== Set exercise ==
In the following material, identify every line holding the string "hotové" and return it.

=== Given data ===

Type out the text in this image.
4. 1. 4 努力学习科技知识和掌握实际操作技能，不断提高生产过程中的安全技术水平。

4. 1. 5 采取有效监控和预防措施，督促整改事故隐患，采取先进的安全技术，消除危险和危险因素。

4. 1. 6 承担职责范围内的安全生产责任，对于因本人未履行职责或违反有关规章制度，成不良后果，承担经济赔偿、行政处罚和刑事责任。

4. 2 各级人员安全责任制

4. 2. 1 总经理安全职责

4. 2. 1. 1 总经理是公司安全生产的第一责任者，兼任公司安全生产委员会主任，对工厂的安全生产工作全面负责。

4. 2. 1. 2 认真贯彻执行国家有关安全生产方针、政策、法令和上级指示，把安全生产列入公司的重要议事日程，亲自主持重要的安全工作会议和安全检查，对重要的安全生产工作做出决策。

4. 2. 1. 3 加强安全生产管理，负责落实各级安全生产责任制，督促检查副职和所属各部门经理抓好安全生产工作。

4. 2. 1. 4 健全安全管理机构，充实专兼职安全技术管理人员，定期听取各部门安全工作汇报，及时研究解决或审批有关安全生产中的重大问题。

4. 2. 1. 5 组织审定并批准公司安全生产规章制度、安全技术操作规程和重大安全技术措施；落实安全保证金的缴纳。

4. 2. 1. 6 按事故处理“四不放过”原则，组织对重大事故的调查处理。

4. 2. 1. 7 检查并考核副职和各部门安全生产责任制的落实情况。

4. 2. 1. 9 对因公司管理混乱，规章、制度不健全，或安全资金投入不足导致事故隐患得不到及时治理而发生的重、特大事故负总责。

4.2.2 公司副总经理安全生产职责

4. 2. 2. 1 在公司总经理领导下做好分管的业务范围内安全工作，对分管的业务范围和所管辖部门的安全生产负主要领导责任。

===
=== Given data ===

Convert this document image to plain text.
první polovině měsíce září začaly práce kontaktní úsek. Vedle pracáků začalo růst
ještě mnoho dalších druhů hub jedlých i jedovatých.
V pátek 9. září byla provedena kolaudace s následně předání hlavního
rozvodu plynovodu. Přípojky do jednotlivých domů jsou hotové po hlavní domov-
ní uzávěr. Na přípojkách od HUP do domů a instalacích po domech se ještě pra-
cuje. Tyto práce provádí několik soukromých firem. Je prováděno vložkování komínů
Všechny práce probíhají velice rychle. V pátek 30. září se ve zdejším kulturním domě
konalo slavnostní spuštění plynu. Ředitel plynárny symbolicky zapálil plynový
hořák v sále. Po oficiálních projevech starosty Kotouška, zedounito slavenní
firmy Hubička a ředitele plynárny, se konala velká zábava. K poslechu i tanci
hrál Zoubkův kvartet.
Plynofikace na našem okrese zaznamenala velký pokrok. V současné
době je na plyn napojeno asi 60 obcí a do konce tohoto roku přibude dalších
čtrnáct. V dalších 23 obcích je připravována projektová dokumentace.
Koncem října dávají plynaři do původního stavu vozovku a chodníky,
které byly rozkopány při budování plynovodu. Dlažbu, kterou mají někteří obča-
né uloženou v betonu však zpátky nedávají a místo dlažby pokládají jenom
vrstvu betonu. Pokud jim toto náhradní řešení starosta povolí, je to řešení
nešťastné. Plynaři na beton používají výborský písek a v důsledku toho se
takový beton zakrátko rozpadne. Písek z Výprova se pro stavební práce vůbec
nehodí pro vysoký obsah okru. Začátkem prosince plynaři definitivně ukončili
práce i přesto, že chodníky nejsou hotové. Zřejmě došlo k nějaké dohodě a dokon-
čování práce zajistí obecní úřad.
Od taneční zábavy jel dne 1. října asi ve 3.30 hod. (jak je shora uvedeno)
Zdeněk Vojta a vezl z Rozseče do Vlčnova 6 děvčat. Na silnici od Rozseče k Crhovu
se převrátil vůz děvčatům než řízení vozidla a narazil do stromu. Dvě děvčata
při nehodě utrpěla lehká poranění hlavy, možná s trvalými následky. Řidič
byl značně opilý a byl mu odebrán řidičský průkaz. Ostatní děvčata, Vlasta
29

===

== Response to the exercise ==
rozvodu plynovodu. Přípojky do jednotlivých domů jsou hotové po hlavní domov-
práce i přesto, že chodníky nejsou hotové. Zřejmě došlo k nějaké dohodě a dokon-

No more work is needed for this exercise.